[START MATERIAL]

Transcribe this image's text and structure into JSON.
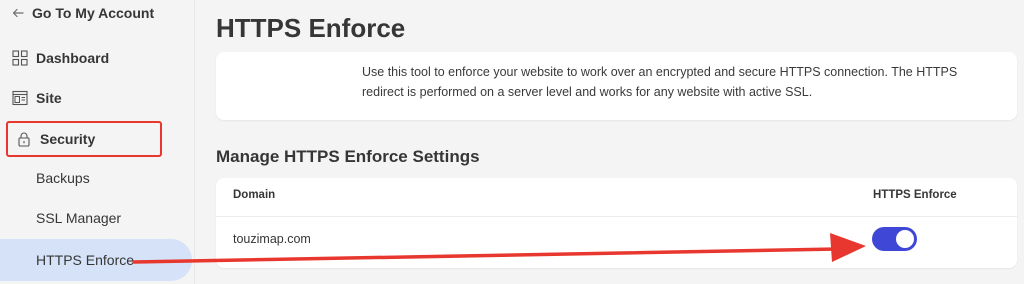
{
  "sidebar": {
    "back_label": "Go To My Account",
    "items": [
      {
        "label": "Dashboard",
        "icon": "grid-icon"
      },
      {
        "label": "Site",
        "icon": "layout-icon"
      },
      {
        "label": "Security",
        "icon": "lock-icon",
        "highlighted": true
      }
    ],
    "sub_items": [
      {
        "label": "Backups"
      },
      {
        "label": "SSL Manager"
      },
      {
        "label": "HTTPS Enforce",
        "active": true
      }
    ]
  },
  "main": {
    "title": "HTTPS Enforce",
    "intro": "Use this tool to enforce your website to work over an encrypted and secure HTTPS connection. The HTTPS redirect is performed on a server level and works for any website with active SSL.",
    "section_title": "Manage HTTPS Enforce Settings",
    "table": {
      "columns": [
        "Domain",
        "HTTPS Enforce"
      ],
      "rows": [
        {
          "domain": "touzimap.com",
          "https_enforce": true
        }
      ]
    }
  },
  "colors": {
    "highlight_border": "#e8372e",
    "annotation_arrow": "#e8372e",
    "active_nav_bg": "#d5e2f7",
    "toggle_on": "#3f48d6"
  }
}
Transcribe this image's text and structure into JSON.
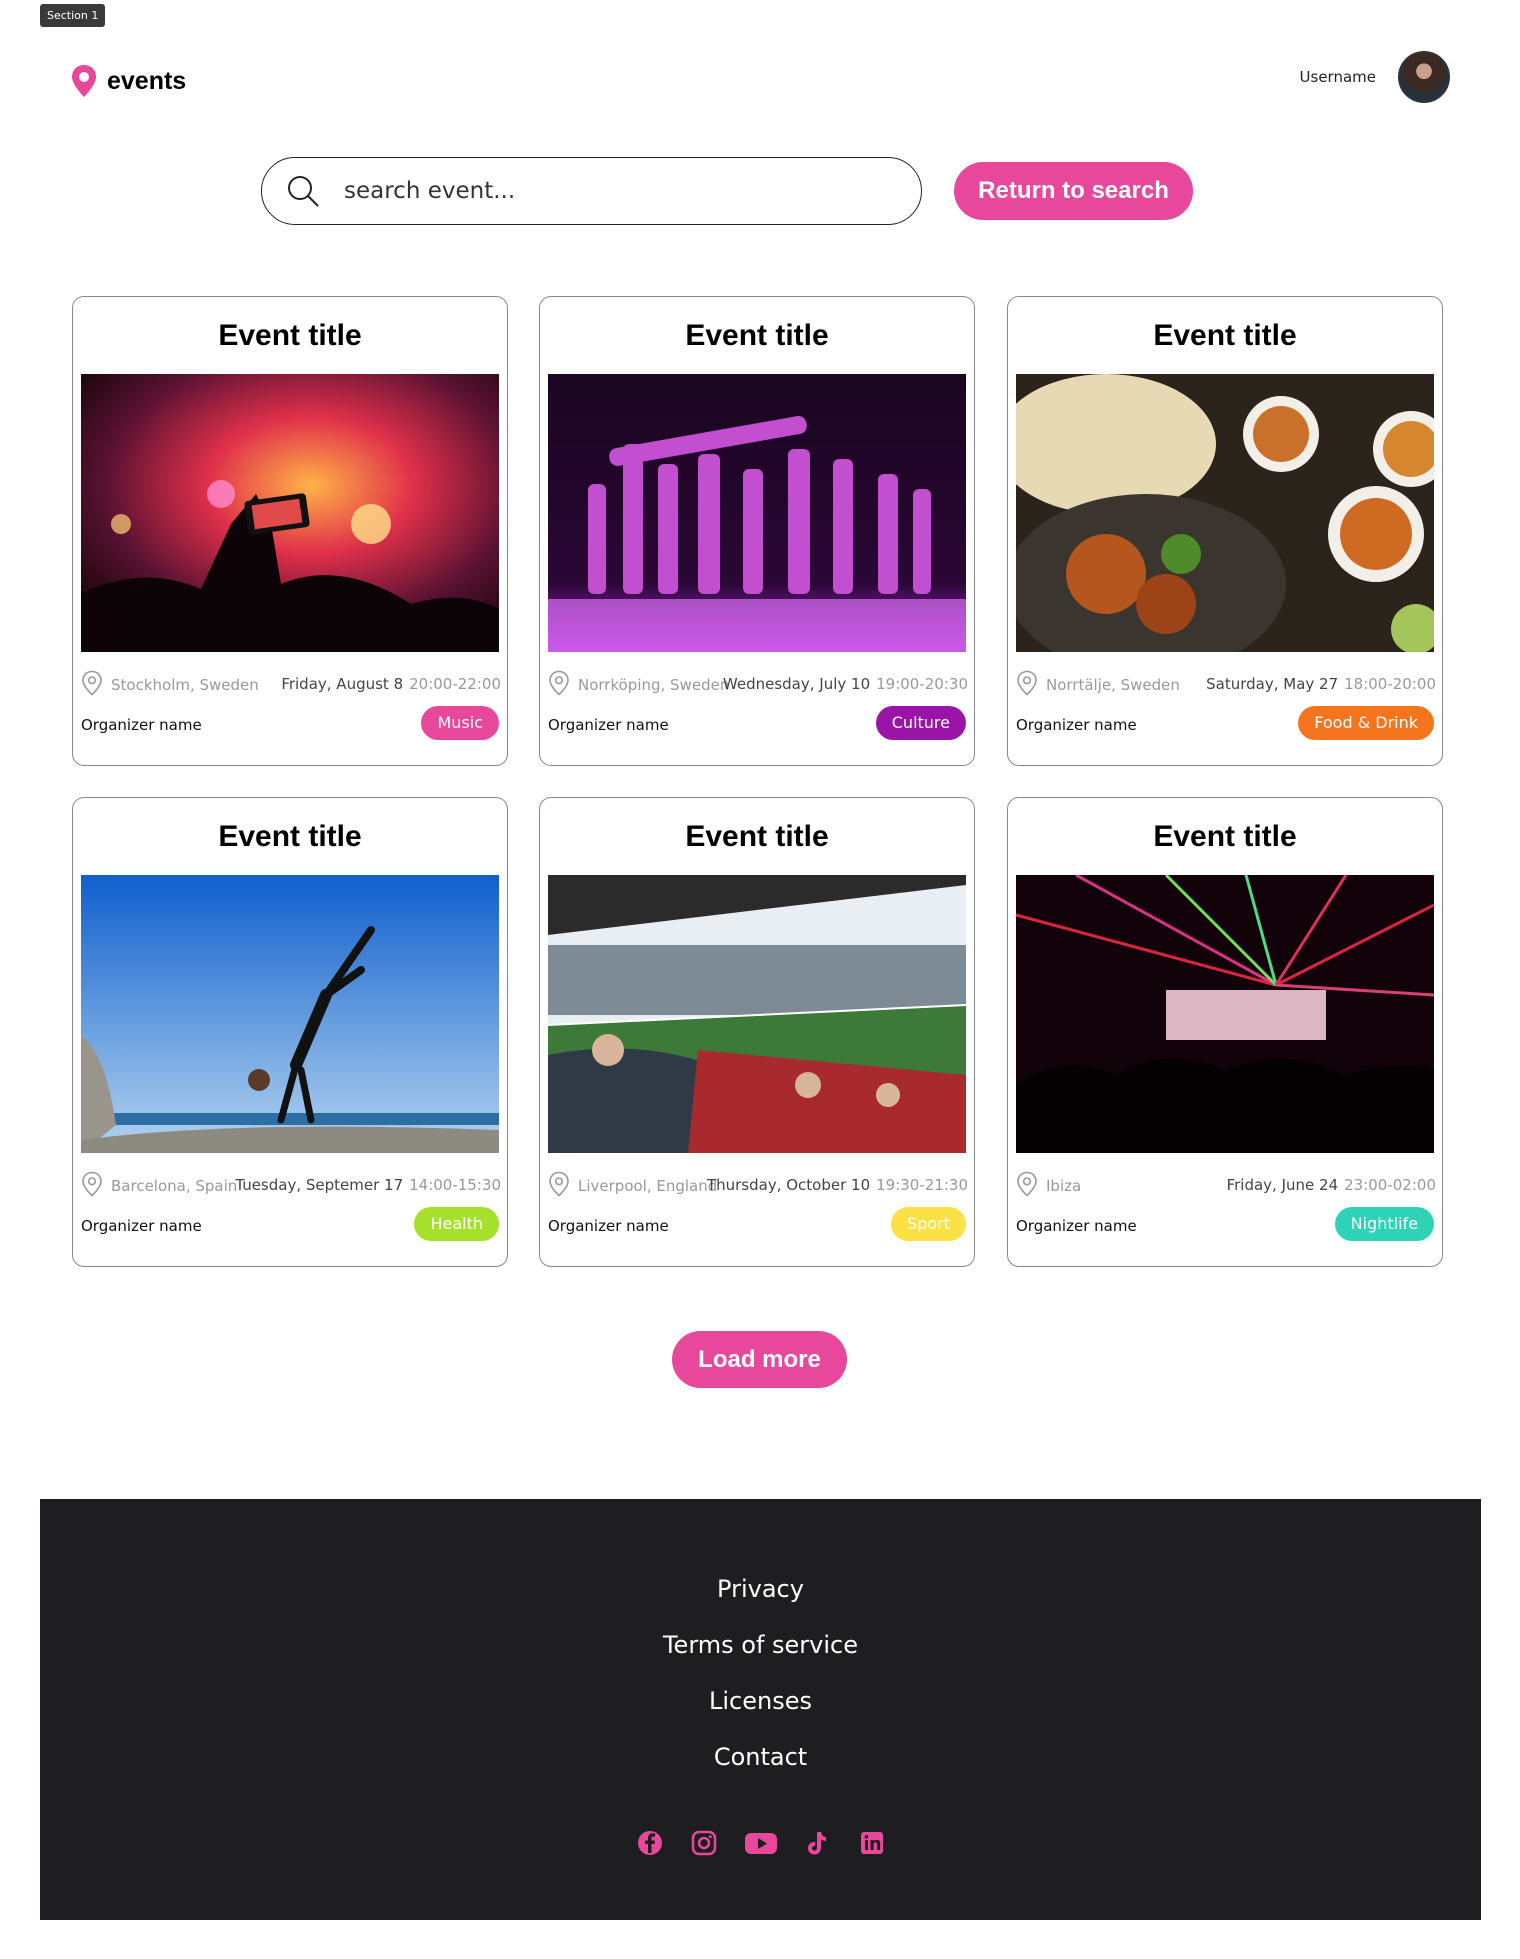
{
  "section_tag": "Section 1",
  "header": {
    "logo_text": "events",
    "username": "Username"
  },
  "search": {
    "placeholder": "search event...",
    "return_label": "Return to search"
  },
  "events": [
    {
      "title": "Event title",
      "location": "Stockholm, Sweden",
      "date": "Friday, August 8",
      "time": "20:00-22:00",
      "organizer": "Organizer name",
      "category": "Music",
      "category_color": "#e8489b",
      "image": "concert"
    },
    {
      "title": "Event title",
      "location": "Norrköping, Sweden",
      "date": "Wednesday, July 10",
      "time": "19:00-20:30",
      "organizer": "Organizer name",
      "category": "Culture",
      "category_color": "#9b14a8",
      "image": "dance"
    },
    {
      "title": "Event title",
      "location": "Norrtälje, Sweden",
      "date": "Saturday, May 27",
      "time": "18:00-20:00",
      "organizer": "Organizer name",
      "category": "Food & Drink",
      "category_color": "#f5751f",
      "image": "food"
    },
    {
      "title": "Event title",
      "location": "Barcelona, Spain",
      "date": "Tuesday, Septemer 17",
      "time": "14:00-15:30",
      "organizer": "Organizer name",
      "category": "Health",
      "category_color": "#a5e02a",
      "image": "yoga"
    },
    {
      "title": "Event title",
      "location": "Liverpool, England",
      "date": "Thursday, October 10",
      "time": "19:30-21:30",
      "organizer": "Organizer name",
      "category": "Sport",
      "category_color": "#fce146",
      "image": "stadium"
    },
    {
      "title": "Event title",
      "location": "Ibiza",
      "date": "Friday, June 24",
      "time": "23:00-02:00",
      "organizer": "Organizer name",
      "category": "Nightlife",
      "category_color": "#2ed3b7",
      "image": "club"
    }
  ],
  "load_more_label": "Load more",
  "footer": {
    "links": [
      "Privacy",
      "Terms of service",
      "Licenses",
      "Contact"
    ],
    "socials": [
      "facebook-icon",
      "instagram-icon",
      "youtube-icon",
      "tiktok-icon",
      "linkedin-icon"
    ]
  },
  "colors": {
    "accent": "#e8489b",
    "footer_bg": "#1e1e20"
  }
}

[END MATERIAL]
[START MATERIAL]

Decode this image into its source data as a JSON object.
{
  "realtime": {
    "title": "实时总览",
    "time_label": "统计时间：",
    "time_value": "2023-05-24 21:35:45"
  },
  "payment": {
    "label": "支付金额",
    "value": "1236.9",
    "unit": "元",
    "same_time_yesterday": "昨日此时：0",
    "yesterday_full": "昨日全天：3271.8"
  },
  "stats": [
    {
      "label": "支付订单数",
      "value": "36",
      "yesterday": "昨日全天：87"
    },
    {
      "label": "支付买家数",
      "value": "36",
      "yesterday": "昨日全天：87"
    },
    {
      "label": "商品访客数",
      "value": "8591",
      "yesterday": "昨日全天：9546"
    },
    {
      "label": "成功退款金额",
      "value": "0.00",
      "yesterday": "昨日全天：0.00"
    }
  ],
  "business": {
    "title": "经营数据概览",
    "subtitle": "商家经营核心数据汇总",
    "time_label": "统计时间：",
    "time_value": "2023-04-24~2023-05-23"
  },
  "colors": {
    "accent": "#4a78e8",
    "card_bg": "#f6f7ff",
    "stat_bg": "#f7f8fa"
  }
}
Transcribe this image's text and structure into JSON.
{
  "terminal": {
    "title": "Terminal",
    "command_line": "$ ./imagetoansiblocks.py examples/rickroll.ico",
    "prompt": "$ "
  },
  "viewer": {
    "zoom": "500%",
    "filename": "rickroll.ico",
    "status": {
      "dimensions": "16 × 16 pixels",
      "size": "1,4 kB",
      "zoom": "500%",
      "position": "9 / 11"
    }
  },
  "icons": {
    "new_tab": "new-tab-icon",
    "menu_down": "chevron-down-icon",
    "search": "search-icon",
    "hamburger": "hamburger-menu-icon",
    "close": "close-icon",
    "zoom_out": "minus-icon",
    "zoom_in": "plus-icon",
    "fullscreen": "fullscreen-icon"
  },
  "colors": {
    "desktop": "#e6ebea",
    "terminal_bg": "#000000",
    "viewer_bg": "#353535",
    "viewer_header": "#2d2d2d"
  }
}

[END MATERIAL]

THE REQUEST = Take each line containing the string "location" and copy it out.

RESULT OF THIS TASK =
      "location": "Stockholm, Sweden",
      "location": "Norrköping, Sweden",
      "location": "Norrtälje, Sweden",
      "location": "Barcelona, Spain",
      "location": "Liverpool, England",
      "location": "Ibiza",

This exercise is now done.